*Work instructions*.
Restate the full set of records exactly, without adding or dropping a word.

*Data extract*.

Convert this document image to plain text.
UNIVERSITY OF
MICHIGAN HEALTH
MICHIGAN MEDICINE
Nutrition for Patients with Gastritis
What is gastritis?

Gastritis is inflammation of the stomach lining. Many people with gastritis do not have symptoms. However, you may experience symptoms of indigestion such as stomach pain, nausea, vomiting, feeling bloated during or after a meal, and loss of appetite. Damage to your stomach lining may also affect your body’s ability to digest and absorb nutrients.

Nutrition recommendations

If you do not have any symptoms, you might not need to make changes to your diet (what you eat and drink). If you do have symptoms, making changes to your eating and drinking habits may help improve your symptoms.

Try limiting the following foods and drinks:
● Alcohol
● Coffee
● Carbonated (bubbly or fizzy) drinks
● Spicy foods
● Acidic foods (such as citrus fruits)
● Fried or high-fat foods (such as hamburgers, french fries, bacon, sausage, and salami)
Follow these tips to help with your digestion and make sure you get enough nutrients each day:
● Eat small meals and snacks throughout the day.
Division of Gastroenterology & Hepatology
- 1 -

*Output below*.
Convert this document image to plain text.
UNIVERSITY OF
MICHIGAN HEALTH
MICHIGAN MEDICINE
Nutrition for Patients with Gastritis
What is gastritis?

Gastritis is inflammation of the stomach lining. Many people with gastritis do not have symptoms. However, you may experience symptoms of indigestion such as stomach pain, nausea, vomiting, feeling bloated during or after a meal, and loss of appetite. Damage to your stomach lining may also affect your body’s ability to digest and absorb nutrients.

Nutrition recommendations

If you do not have any symptoms, you might not need to make changes to your diet (what you eat and drink). If you do have symptoms, making changes to your eating and drinking habits may help improve your symptoms.

Try limiting the following foods and drinks:
● Alcohol
● Coffee
● Carbonated (bubbly or fizzy) drinks
● Spicy foods
● Acidic foods (such as citrus fruits)
● Fried or high-fat foods (such as hamburgers, french fries, bacon, sausage, and salami)
Follow these tips to help with your digestion and make sure you get enough nutrients each day:
● Eat small meals and snacks throughout the day.
Division of Gastroenterology & Hepatology
- 1 -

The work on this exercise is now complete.